*YOUR GOAL*
Your task is to transcribe all of the records exactly and leave out the pictures.

*DATASET EXCERPTS*

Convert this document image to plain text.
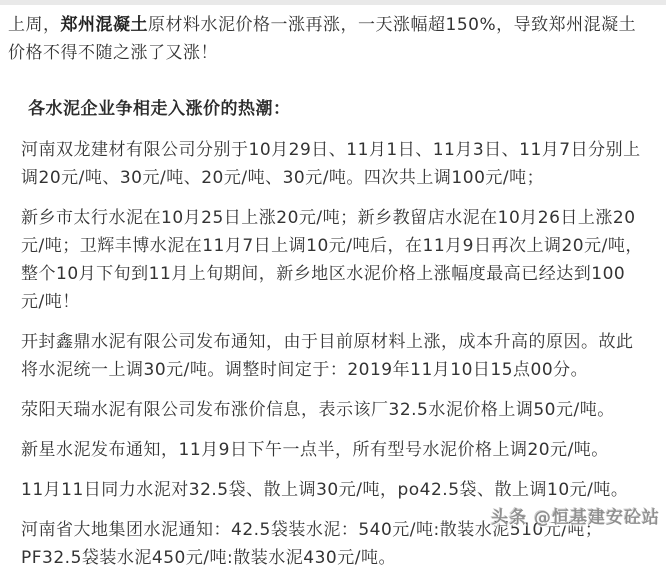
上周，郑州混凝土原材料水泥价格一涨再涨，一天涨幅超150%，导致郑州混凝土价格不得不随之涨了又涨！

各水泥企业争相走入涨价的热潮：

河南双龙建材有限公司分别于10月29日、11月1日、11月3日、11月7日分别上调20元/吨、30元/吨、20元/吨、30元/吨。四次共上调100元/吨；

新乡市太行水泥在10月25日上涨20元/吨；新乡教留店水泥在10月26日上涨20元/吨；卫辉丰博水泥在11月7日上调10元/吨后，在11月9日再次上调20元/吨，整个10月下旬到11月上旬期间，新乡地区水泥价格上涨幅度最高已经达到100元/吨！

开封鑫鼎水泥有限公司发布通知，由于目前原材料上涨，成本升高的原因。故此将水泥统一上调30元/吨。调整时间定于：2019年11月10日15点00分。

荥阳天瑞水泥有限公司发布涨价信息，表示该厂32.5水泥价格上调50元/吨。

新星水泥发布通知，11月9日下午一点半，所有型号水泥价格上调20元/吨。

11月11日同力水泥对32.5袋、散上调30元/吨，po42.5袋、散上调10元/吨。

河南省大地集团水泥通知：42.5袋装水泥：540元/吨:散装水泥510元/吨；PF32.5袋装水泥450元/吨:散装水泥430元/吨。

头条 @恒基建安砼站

*EXERCISE RESPONSE*
Convert this document image to plain text.
上周，郑州混凝土原材料水泥价格一涨再涨，一天涨幅超150%，导致郑州混凝土价格不得不随之涨了又涨！

各水泥企业争相走入涨价的热潮：

河南双龙建材有限公司分别于10月29日、11月1日、11月3日、11月7日分别上调20元/吨、30元/吨、20元/吨、30元/吨。四次共上调100元/吨；

新乡市太行水泥在10月25日上涨20元/吨；新乡教留店水泥在10月26日上涨20元/吨；卫辉丰博水泥在11月7日上调10元/吨后，在11月9日再次上调20元/吨，整个10月下旬到11月上旬期间，新乡地区水泥价格上涨幅度最高已经达到100元/吨！

开封鑫鼎水泥有限公司发布通知，由于目前原材料上涨，成本升高的原因。故此将水泥统一上调30元/吨。调整时间定于：2019年11月10日15点00分。

荥阳天瑞水泥有限公司发布涨价信息，表示该厂32.5水泥价格上调50元/吨。

新星水泥发布通知，11月9日下午一点半，所有型号水泥价格上调20元/吨。

11月11日同力水泥对32.5袋、散上调30元/吨，po42.5袋、散上调10元/吨。

河南省大地集团水泥通知：42.5袋装水泥：540元/吨:散装水泥510元/吨；PF32.5袋装水泥450元/吨:散装水泥430元/吨。

头条 @恒基建安砼站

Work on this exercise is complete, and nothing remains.